— Supplied material —
%%

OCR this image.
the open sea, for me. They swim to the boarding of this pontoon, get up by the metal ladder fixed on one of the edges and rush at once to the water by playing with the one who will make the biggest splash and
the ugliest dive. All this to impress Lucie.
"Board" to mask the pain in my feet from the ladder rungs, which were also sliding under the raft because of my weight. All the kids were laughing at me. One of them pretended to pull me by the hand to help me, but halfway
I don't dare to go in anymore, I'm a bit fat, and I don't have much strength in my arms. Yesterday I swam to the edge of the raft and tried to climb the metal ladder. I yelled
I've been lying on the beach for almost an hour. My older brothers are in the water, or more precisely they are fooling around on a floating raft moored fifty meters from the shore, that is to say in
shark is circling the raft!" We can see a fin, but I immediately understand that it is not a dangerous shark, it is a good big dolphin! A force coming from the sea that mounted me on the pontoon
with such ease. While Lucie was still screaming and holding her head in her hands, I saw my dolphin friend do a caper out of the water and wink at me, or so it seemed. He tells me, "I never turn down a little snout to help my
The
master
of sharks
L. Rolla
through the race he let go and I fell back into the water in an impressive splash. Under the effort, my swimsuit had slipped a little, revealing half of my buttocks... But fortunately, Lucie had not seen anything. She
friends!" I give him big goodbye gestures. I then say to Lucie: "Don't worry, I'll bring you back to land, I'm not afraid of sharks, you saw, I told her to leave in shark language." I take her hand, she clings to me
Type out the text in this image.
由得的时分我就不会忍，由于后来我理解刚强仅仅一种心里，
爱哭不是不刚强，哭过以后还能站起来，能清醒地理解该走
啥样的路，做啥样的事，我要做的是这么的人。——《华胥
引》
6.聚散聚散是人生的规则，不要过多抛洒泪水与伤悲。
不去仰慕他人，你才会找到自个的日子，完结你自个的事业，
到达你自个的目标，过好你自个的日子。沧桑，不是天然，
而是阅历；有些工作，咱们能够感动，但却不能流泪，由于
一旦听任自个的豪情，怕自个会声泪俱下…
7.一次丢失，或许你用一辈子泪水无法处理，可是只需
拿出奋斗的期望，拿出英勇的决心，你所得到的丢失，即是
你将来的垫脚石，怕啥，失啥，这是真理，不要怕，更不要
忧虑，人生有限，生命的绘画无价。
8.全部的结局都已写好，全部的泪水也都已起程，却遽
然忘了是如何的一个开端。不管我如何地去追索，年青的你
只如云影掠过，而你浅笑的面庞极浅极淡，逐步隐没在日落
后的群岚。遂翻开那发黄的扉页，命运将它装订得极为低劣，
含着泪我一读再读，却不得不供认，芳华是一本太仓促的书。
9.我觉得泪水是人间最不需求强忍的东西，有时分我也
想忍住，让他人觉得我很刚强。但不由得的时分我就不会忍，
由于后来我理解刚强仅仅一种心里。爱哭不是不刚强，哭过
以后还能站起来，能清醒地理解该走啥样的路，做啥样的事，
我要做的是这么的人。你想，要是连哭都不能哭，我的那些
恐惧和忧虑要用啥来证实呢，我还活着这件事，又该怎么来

%%

— What you are asked to do —
Write out the full set of records exactly as given.

— Exercise answer —
OCR this image.
the open sea, for me. They swim to the boarding of this pontoon, get up by the metal ladder fixed on one of the edges and rush at once to the water by playing with the one who will make the biggest splash and
the ugliest dive. All this to impress Lucie.
"Board" to mask the pain in my feet from the ladder rungs, which were also sliding under the raft because of my weight. All the kids were laughing at me. One of them pretended to pull me by the hand to help me, but halfway
I don't dare to go in anymore, I'm a bit fat, and I don't have much strength in my arms. Yesterday I swam to the edge of the raft and tried to climb the metal ladder. I yelled
I've been lying on the beach for almost an hour. My older brothers are in the water, or more precisely they are fooling around on a floating raft moored fifty meters from the shore, that is to say in
shark is circling the raft!" We can see a fin, but I immediately understand that it is not a dangerous shark, it is a good big dolphin! A force coming from the sea that mounted me on the pontoon
with such ease. While Lucie was still screaming and holding her head in her hands, I saw my dolphin friend do a caper out of the water and wink at me, or so it seemed. He tells me, "I never turn down a little snout to help my
The
master
of sharks
L. Rolla
through the race he let go and I fell back into the water in an impressive splash. Under the effort, my swimsuit had slipped a little, revealing half of my buttocks... But fortunately, Lucie had not seen anything. She
friends!" I give him big goodbye gestures. I then say to Lucie: "Don't worry, I'll bring you back to land, I'm not afraid of sharks, you saw, I told her to leave in shark language." I take her hand, she clings to me
Type out the text in this image.
由得的时分我就不会忍，由于后来我理解刚强仅仅一种心里，
爱哭不是不刚强，哭过以后还能站起来，能清醒地理解该走
啥样的路，做啥样的事，我要做的是这么的人。——《华胥
引》
6.聚散聚散是人生的规则，不要过多抛洒泪水与伤悲。
不去仰慕他人，你才会找到自个的日子，完结你自个的事业，
到达你自个的目标，过好你自个的日子。沧桑，不是天然，
而是阅历；有些工作，咱们能够感动，但却不能流泪，由于
一旦听任自个的豪情，怕自个会声泪俱下…
7.一次丢失，或许你用一辈子泪水无法处理，可是只需
拿出奋斗的期望，拿出英勇的决心，你所得到的丢失，即是
你将来的垫脚石，怕啥，失啥，这是真理，不要怕，更不要
忧虑，人生有限，生命的绘画无价。
8.全部的结局都已写好，全部的泪水也都已起程，却遽
然忘了是如何的一个开端。不管我如何地去追索，年青的你
只如云影掠过，而你浅笑的面庞极浅极淡，逐步隐没在日落
后的群岚。遂翻开那发黄的扉页，命运将它装订得极为低劣，
含着泪我一读再读，却不得不供认，芳华是一本太仓促的书。
9.我觉得泪水是人间最不需求强忍的东西，有时分我也
想忍住，让他人觉得我很刚强。但不由得的时分我就不会忍，
由于后来我理解刚强仅仅一种心里。爱哭不是不刚强，哭过
以后还能站起来，能清醒地理解该走啥样的路，做啥样的事，
我要做的是这么的人。你想，要是连哭都不能哭，我的那些
恐惧和忧虑要用啥来证实呢，我还活着这件事，又该怎么来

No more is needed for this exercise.